What is expected —
Each record must be retyped in full. No character may differ.

Material supplied —

** BEGIN **

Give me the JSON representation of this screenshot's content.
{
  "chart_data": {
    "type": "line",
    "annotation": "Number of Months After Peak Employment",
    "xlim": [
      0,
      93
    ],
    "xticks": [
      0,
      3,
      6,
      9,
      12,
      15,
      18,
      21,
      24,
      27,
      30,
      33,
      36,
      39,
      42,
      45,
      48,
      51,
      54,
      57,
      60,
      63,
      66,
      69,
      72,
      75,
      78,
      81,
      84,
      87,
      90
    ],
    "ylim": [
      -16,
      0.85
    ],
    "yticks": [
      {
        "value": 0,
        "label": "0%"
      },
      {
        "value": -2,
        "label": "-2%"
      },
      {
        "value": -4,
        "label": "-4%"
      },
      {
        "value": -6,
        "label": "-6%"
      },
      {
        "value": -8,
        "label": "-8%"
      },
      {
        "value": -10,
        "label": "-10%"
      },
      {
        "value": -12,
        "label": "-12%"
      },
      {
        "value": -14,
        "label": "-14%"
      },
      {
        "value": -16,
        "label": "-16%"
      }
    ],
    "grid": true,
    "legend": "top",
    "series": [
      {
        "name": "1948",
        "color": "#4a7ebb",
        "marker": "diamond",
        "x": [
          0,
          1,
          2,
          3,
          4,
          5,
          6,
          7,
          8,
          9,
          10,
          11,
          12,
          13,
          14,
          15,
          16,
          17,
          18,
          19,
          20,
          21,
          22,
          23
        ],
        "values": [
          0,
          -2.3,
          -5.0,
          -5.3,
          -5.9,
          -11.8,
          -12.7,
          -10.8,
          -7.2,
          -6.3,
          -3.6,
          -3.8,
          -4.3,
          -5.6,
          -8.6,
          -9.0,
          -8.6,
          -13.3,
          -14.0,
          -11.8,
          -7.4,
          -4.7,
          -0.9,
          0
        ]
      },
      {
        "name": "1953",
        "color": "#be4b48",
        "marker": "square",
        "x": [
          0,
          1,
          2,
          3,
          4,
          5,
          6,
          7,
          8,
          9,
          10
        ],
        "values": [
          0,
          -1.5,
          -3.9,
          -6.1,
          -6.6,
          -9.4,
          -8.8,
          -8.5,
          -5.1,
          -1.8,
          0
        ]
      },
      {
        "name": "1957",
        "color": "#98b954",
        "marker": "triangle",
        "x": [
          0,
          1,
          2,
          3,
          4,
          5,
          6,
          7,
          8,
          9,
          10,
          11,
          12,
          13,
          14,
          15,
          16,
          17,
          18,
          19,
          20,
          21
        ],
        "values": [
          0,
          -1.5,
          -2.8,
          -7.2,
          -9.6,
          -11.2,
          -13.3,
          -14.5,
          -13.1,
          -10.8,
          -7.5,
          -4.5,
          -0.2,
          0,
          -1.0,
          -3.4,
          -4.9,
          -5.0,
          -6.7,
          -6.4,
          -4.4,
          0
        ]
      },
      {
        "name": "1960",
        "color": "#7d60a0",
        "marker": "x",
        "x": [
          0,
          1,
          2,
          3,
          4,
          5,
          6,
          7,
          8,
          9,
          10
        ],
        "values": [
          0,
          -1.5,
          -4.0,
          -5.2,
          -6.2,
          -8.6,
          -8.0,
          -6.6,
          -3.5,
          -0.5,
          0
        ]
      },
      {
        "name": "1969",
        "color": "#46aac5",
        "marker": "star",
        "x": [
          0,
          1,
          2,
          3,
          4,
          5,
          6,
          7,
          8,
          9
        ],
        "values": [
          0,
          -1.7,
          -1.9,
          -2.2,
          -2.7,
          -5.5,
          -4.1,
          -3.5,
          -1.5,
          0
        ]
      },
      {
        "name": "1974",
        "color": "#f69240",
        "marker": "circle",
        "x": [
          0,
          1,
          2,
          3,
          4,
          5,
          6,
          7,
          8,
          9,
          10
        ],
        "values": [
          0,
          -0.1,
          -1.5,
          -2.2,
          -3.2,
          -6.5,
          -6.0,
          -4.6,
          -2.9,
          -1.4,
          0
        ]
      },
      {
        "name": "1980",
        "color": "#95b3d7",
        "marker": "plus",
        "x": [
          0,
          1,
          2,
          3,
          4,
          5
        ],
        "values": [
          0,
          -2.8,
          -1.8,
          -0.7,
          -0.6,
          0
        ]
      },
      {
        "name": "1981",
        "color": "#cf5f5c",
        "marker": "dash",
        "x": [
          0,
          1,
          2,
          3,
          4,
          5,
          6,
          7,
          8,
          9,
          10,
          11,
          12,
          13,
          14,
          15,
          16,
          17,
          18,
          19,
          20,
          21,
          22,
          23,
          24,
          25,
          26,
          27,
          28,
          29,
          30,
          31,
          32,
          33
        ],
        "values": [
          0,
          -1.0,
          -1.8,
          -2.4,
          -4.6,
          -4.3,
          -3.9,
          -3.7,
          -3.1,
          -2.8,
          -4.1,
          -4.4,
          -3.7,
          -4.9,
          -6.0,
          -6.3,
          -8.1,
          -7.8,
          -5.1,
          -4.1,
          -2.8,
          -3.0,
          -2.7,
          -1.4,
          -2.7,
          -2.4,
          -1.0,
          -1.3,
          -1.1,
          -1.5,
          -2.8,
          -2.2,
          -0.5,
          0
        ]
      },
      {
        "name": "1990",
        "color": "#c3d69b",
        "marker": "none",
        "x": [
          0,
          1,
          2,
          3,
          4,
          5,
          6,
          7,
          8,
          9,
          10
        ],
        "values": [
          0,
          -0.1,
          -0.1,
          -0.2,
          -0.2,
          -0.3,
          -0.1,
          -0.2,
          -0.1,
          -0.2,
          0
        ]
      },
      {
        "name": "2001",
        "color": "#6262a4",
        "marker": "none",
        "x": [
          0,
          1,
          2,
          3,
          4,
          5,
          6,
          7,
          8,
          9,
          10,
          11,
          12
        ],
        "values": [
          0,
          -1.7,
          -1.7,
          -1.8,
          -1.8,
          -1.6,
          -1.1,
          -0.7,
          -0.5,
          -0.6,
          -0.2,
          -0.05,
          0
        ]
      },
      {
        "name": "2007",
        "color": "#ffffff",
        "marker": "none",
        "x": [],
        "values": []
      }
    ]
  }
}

** END **

Task answer —
Give me the JSON representation of this screenshot's content.
{
  "chart_data": {
    "type": "line",
    "annotation": "Number of Months After Peak Employment",
    "xlim": [
      0,
      93
    ],
    "xticks": [
      0,
      3,
      6,
      9,
      12,
      15,
      18,
      21,
      24,
      27,
      30,
      33,
      36,
      39,
      42,
      45,
      48,
      51,
      54,
      57,
      60,
      63,
      66,
      69,
      72,
      75,
      78,
      81,
      84,
      87,
      90
    ],
    "ylim": [
      -16,
      0.85
    ],
    "yticks": [
      {
        "value": 0,
        "label": "0%"
      },
      {
        "value": -2,
        "label": "-2%"
      },
      {
        "value": -4,
        "label": "-4%"
      },
      {
        "value": -6,
        "label": "-6%"
      },
      {
        "value": -8,
        "label": "-8%"
      },
      {
        "value": -10,
        "label": "-10%"
      },
      {
        "value": -12,
        "label": "-12%"
      },
      {
        "value": -14,
        "label": "-14%"
      },
      {
        "value": -16,
        "label": "-16%"
      }
    ],
    "grid": true,
    "legend": "top",
    "series": [
      {
        "name": "1948",
        "color": "#4a7ebb",
        "marker": "diamond",
        "x": [
          0,
          1,
          2,
          3,
          4,
          5,
          6,
          7,
          8,
          9,
          10,
          11,
          12,
          13,
          14,
          15,
          16,
          17,
          18,
          19,
          20,
          21,
          22,
          23
        ],
        "values": [
          0,
          -2.3,
          -5.0,
          -5.3,
          -5.9,
          -11.8,
          -12.7,
          -10.8,
          -7.2,
          -6.3,
          -3.6,
          -3.8,
          -4.3,
          -5.6,
          -8.6,
          -9.0,
          -8.6,
          -13.3,
          -14.0,
          -11.8,
          -7.4,
          -4.7,
          -0.9,
          0
        ]
      },
      {
        "name": "1953",
        "color": "#be4b48",
        "marker": "square",
        "x": [
          0,
          1,
          2,
          3,
          4,
          5,
          6,
          7,
          8,
          9,
          10
        ],
        "values": [
          0,
          -1.5,
          -3.9,
          -6.1,
          -6.6,
          -9.4,
          -8.8,
          -8.5,
          -5.1,
          -1.8,
          0
        ]
      },
      {
        "name": "1957",
        "color": "#98b954",
        "marker": "triangle",
        "x": [
          0,
          1,
          2,
          3,
          4,
          5,
          6,
          7,
          8,
          9,
          10,
          11,
          12,
          13,
          14,
          15,
          16,
          17,
          18,
          19,
          20,
          21
        ],
        "values": [
          0,
          -1.5,
          -2.8,
          -7.2,
          -9.6,
          -11.2,
          -13.3,
          -14.5,
          -13.1,
          -10.8,
          -7.5,
          -4.5,
          -0.2,
          0,
          -1.0,
          -3.4,
          -4.9,
          -5.0,
          -6.7,
          -6.4,
          -4.4,
          0
        ]
      },
      {
        "name": "1960",
        "color": "#7d60a0",
        "marker": "x",
        "x": [
          0,
          1,
          2,
          3,
          4,
          5,
          6,
          7,
          8,
          9,
          10
        ],
        "values": [
          0,
          -1.5,
          -4.0,
          -5.2,
          -6.2,
          -8.6,
          -8.0,
          -6.6,
          -3.5,
          -0.5,
          0
        ]
      },
      {
        "name": "1969",
        "color": "#46aac5",
        "marker": "star",
        "x": [
          0,
          1,
          2,
          3,
          4,
          5,
          6,
          7,
          8,
          9
        ],
        "values": [
          0,
          -1.7,
          -1.9,
          -2.2,
          -2.7,
          -5.5,
          -4.1,
          -3.5,
          -1.5,
          0
        ]
      },
      {
        "name": "1974",
        "color": "#f69240",
        "marker": "circle",
        "x": [
          0,
          1,
          2,
          3,
          4,
          5,
          6,
          7,
          8,
          9,
          10
        ],
        "values": [
          0,
          -0.1,
          -1.5,
          -2.2,
          -3.2,
          -6.5,
          -6.0,
          -4.6,
          -2.9,
          -1.4,
          0
        ]
      },
      {
        "name": "1980",
        "color": "#95b3d7",
        "marker": "plus",
        "x": [
          0,
          1,
          2,
          3,
          4,
          5
        ],
        "values": [
          0,
          -2.8,
          -1.8,
          -0.7,
          -0.6,
          0
        ]
      },
      {
        "name": "1981",
        "color": "#cf5f5c",
        "marker": "dash",
        "x": [
          0,
          1,
          2,
          3,
          4,
          5,
          6,
          7,
          8,
          9,
          10,
          11,
          12,
          13,
          14,
          15,
          16,
          17,
          18,
          19,
          20,
          21,
          22,
          23,
          24,
          25,
          26,
          27,
          28,
          29,
          30,
          31,
          32,
          33
        ],
        "values": [
          0,
          -1.0,
          -1.8,
          -2.4,
          -4.6,
          -4.3,
          -3.9,
          -3.7,
          -3.1,
          -2.8,
          -4.1,
          -4.4,
          -3.7,
          -4.9,
          -6.0,
          -6.3,
          -8.1,
          -7.8,
          -5.1,
          -4.1,
          -2.8,
          -3.0,
          -2.7,
          -1.4,
          -2.7,
          -2.4,
          -1.0,
          -1.3,
          -1.1,
          -1.5,
          -2.8,
          -2.2,
          -0.5,
          0
        ]
      },
      {
        "name": "1990",
        "color": "#c3d69b",
        "marker": "none",
        "x": [
          0,
          1,
          2,
          3,
          4,
          5,
          6,
          7,
          8,
          9,
          10
        ],
        "values": [
          0,
          -0.1,
          -0.1,
          -0.2,
          -0.2,
          -0.3,
          -0.1,
          -0.2,
          -0.1,
          -0.2,
          0
        ]
      },
      {
        "name": "2001",
        "color": "#6262a4",
        "marker": "none",
        "x": [
          0,
          1,
          2,
          3,
          4,
          5,
          6,
          7,
          8,
          9,
          10,
          11,
          12
        ],
        "values": [
          0,
          -1.7,
          -1.7,
          -1.8,
          -1.8,
          -1.6,
          -1.1,
          -0.7,
          -0.5,
          -0.6,
          -0.2,
          -0.05,
          0
        ]
      },
      {
        "name": "2007",
        "color": "#ffffff",
        "marker": "none",
        "x": [],
        "values": []
      }
    ]
  }
}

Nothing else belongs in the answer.